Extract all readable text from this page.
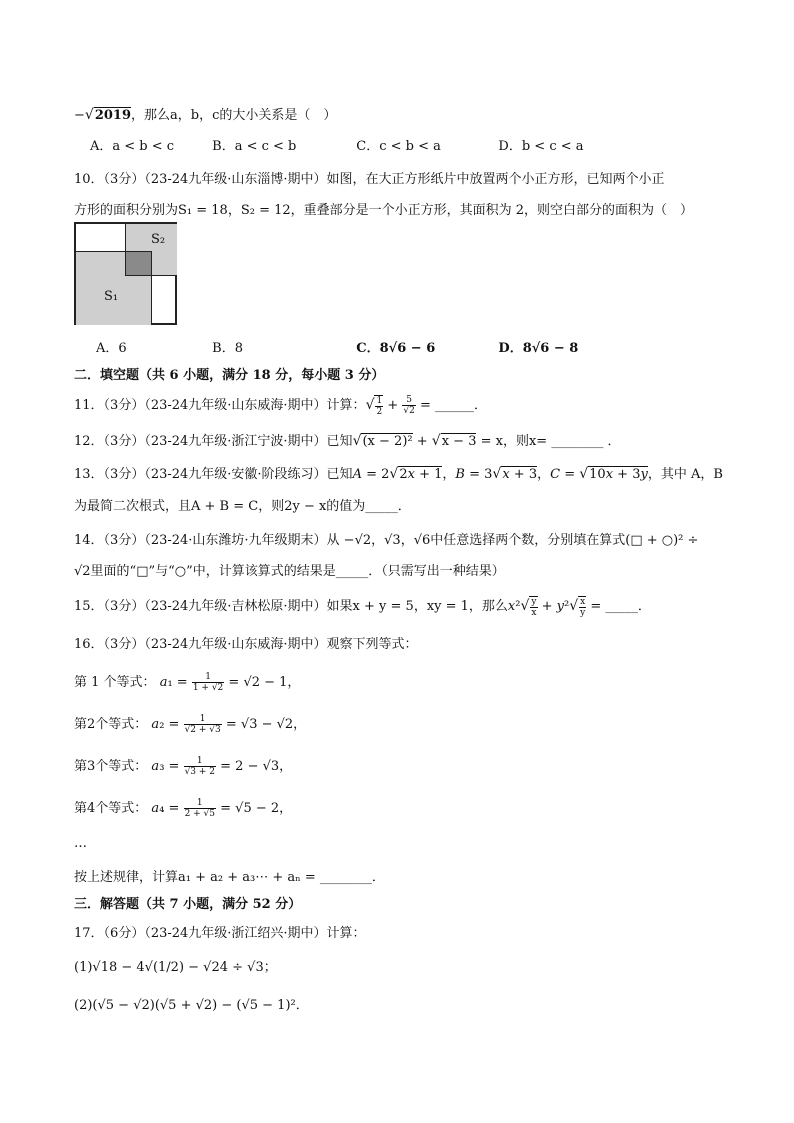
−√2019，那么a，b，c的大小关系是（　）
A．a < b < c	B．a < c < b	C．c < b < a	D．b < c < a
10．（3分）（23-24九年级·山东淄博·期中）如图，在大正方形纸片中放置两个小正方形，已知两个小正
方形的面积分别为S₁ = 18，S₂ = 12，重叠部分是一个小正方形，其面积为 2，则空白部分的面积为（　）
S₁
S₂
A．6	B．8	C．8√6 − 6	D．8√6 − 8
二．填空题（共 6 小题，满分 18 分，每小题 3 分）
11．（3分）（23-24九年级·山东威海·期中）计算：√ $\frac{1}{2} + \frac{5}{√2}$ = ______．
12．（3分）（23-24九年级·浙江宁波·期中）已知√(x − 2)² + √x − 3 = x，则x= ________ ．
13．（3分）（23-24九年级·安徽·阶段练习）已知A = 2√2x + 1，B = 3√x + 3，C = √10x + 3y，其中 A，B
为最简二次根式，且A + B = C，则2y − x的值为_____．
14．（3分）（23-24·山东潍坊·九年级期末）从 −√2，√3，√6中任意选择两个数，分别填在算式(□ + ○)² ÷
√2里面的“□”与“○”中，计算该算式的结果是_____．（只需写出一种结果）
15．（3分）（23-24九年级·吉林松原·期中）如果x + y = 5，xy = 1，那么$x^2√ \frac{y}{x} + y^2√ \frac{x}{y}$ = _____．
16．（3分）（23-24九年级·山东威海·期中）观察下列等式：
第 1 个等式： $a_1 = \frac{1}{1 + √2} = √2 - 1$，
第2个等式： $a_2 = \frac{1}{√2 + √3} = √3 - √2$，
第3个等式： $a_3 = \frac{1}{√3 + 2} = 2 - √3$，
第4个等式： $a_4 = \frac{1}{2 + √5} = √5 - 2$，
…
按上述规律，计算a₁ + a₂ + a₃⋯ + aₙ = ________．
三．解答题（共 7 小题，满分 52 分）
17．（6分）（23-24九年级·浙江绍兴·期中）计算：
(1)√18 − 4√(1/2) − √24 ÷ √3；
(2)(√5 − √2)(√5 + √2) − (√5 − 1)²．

Task prompt:
Your task is to copy the entries in full and exactly, without any images.

Answer to this task:
Extract all readable text from this page.
−√2019，那么a，b，c的大小关系是（　）
A．a < b < c	B．a < c < b	C．c < b < a	D．b < c < a
10．（3分）（23-24九年级·山东淄博·期中）如图，在大正方形纸片中放置两个小正方形，已知两个小正
方形的面积分别为S₁ = 18，S₂ = 12，重叠部分是一个小正方形，其面积为 2，则空白部分的面积为（　）
S₁
S₂
A．6	B．8	C．8√6 − 6	D．8√6 − 8
二．填空题（共 6 小题，满分 18 分，每小题 3 分）
11．（3分）（23-24九年级·山东威海·期中）计算：√ $\frac{1}{2} + \frac{5}{√2}$ = ______．
12．（3分）（23-24九年级·浙江宁波·期中）已知√(x − 2)² + √x − 3 = x，则x= ________ ．
13．（3分）（23-24九年级·安徽·阶段练习）已知A = 2√2x + 1，B = 3√x + 3，C = √10x + 3y，其中 A，B
为最简二次根式，且A + B = C，则2y − x的值为_____．
14．（3分）（23-24·山东潍坊·九年级期末）从 −√2，√3，√6中任意选择两个数，分别填在算式(□ + ○)² ÷
√2里面的“□”与“○”中，计算该算式的结果是_____．（只需写出一种结果）
15．（3分）（23-24九年级·吉林松原·期中）如果x + y = 5，xy = 1，那么$x^2√ \frac{y}{x} + y^2√ \frac{x}{y}$ = _____．
16．（3分）（23-24九年级·山东威海·期中）观察下列等式：
第 1 个等式： $a_1 = \frac{1}{1 + √2} = √2 - 1$，
第2个等式： $a_2 = \frac{1}{√2 + √3} = √3 - √2$，
第3个等式： $a_3 = \frac{1}{√3 + 2} = 2 - √3$，
第4个等式： $a_4 = \frac{1}{2 + √5} = √5 - 2$，
…
按上述规律，计算a₁ + a₂ + a₃⋯ + aₙ = ________．
三．解答题（共 7 小题，满分 52 分）
17．（6分）（23-24九年级·浙江绍兴·期中）计算：
(1)√18 − 4√(1/2) − √24 ÷ √3；
(2)(√5 − √2)(√5 + √2) − (√5 − 1)²．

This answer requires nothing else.